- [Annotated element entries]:
---*---
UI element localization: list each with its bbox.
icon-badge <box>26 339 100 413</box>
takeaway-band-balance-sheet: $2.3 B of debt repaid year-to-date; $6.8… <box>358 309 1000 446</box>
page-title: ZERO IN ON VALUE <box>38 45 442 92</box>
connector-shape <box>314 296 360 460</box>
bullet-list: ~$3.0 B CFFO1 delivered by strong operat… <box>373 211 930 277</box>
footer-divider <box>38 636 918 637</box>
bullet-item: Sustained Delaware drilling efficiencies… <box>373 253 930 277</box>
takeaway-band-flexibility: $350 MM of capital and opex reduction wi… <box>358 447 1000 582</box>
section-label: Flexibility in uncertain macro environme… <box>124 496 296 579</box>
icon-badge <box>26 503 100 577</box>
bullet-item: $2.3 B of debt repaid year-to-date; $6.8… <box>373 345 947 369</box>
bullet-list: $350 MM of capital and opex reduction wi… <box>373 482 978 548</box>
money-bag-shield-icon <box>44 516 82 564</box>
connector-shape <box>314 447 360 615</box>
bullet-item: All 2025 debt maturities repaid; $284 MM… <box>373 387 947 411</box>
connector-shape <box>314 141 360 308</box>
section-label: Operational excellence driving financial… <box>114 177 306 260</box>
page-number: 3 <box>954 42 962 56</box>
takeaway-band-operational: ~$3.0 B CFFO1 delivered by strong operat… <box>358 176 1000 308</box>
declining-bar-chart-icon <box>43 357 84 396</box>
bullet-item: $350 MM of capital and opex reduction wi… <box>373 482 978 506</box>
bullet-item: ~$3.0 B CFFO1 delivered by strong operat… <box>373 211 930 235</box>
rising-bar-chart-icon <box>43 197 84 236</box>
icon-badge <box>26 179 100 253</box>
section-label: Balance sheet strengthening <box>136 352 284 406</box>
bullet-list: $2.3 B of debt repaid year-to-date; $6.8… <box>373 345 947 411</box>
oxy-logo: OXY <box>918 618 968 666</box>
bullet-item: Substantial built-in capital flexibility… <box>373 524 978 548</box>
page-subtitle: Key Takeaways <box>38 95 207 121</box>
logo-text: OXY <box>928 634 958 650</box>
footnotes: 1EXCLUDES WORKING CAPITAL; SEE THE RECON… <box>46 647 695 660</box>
---*---
- [TO BE DONE]: Write out every line of the listing above verbatim, with no changes.

- [SOLUTION TO THE PROBLEM]:
UI element localization: list each with its bbox.
icon-badge <box>26 339 100 413</box>
takeaway-band-balance-sheet: $2.3 B of debt repaid year-to-date; $6.8… <box>358 309 1000 446</box>
page-title: ZERO IN ON VALUE <box>38 45 442 92</box>
connector-shape <box>314 296 360 460</box>
bullet-list: ~$3.0 B CFFO1 delivered by strong operat… <box>373 211 930 277</box>
footer-divider <box>38 636 918 637</box>
bullet-item: Sustained Delaware drilling efficiencies… <box>373 253 930 277</box>
takeaway-band-flexibility: $350 MM of capital and opex reduction wi… <box>358 447 1000 582</box>
section-label: Flexibility in uncertain macro environme… <box>124 496 296 579</box>
icon-badge <box>26 503 100 577</box>
bullet-item: $2.3 B of debt repaid year-to-date; $6.8… <box>373 345 947 369</box>
bullet-list: $350 MM of capital and opex reduction wi… <box>373 482 978 548</box>
money-bag-shield-icon <box>44 516 82 564</box>
connector-shape <box>314 447 360 615</box>
bullet-item: All 2025 debt maturities repaid; $284 MM… <box>373 387 947 411</box>
connector-shape <box>314 141 360 308</box>
section-label: Operational excellence driving financial… <box>114 177 306 260</box>
page-number: 3 <box>954 42 962 56</box>
takeaway-band-operational: ~$3.0 B CFFO1 delivered by strong operat… <box>358 176 1000 308</box>
declining-bar-chart-icon <box>43 357 84 396</box>
bullet-item: $350 MM of capital and opex reduction wi… <box>373 482 978 506</box>
bullet-item: ~$3.0 B CFFO1 delivered by strong operat… <box>373 211 930 235</box>
rising-bar-chart-icon <box>43 197 84 236</box>
icon-badge <box>26 179 100 253</box>
section-label: Balance sheet strengthening <box>136 352 284 406</box>
bullet-list: $2.3 B of debt repaid year-to-date; $6.8… <box>373 345 947 411</box>
oxy-logo: OXY <box>918 618 968 666</box>
bullet-item: Substantial built-in capital flexibility… <box>373 524 978 548</box>
page-subtitle: Key Takeaways <box>38 95 207 121</box>
logo-text: OXY <box>928 634 958 650</box>
footnotes: 1EXCLUDES WORKING CAPITAL; SEE THE RECON… <box>46 647 695 660</box>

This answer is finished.